Given problem: Turn the data below into a numbered list, starting at its first line and ending with the line that has "- x-axis-label: wavelength". Leave out any blank lines.

Material supplied:
━━━━━━━━━━━━━━━━━━━━

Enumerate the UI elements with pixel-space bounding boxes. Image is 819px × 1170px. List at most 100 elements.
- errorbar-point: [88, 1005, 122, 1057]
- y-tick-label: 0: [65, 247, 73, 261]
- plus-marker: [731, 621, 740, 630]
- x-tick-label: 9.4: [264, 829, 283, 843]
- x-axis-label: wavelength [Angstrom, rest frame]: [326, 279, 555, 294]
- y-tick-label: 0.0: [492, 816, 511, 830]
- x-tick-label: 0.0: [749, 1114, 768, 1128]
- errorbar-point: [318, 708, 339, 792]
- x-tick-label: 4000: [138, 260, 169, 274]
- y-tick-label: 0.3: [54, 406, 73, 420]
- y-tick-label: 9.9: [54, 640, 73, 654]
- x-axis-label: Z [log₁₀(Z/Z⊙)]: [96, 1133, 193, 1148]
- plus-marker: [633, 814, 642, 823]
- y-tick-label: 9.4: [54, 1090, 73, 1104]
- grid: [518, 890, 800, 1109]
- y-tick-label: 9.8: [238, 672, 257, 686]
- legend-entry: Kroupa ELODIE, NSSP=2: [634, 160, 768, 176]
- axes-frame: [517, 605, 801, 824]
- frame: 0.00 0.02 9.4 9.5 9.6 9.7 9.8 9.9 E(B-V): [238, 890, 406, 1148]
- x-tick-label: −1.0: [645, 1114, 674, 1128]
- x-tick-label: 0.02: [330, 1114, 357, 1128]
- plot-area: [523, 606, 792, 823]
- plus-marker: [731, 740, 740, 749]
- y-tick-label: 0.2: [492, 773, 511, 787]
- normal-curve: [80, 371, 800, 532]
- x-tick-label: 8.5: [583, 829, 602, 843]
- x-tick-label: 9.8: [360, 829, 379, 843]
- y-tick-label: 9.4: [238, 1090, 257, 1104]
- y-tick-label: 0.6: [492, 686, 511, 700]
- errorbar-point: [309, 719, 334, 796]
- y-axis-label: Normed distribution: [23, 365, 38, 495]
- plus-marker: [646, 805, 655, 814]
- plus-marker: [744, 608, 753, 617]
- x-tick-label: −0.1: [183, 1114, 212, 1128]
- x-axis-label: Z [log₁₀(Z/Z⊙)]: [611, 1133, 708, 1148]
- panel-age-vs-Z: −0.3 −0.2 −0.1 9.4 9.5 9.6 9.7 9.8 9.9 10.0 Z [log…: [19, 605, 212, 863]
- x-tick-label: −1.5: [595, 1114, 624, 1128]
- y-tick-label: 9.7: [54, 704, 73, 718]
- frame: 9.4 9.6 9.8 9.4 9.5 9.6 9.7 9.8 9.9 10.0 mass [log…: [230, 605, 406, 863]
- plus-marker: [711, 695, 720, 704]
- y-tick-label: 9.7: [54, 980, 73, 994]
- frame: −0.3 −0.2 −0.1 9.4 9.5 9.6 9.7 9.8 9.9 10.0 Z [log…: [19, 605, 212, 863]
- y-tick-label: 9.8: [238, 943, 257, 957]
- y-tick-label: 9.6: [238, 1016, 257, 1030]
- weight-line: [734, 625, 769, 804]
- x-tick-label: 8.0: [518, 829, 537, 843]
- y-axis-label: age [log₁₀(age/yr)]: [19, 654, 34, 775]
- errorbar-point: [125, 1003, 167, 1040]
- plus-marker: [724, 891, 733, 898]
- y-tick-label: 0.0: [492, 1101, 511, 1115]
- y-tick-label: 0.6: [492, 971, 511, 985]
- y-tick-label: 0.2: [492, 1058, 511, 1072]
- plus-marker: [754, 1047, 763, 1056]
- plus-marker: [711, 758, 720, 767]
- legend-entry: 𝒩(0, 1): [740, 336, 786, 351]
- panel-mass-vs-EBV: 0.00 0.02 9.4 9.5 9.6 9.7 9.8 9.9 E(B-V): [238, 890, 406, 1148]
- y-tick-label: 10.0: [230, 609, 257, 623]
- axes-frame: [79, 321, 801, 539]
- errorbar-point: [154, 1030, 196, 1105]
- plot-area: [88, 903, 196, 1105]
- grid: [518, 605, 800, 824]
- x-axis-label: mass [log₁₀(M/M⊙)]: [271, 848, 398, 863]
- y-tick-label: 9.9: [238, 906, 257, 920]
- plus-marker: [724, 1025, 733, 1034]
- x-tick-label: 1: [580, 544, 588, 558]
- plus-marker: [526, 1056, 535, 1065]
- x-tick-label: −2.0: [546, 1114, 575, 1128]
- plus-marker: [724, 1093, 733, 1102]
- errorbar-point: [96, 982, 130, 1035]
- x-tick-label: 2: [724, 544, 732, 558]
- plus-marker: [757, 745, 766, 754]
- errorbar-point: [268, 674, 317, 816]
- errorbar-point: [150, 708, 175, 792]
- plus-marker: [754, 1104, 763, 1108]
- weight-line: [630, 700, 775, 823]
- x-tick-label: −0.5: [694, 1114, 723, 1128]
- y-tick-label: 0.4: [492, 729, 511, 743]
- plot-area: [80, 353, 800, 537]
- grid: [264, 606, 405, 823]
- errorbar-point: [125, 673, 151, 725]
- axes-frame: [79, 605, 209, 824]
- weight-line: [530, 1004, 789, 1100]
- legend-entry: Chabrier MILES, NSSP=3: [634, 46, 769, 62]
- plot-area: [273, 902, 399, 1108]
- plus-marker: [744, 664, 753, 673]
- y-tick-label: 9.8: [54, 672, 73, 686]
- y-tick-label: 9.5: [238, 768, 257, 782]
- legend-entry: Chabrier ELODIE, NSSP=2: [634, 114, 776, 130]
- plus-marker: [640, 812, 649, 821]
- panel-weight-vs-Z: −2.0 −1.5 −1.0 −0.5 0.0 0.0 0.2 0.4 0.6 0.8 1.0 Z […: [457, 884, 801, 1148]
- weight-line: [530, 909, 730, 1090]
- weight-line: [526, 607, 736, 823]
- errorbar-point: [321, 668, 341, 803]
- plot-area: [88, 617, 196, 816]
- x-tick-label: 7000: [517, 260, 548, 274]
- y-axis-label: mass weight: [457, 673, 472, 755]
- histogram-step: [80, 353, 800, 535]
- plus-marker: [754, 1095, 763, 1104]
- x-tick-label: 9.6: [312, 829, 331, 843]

━━━━━━━━━━━━━━━━━━━━

Solution:
1. Enumerate the UI elements with pixel-space bounding boxes. Image is 819px × 1170px. List at most 100 elements.
2. - errorbar-point: [88, 1005, 122, 1057]
3. - y-tick-label: 0: [65, 247, 73, 261]
4. - plus-marker: [731, 621, 740, 630]
5. - x-tick-label: 9.4: [264, 829, 283, 843]
6. - x-axis-label: wavelength [Angstrom, rest frame]: [326, 279, 555, 294]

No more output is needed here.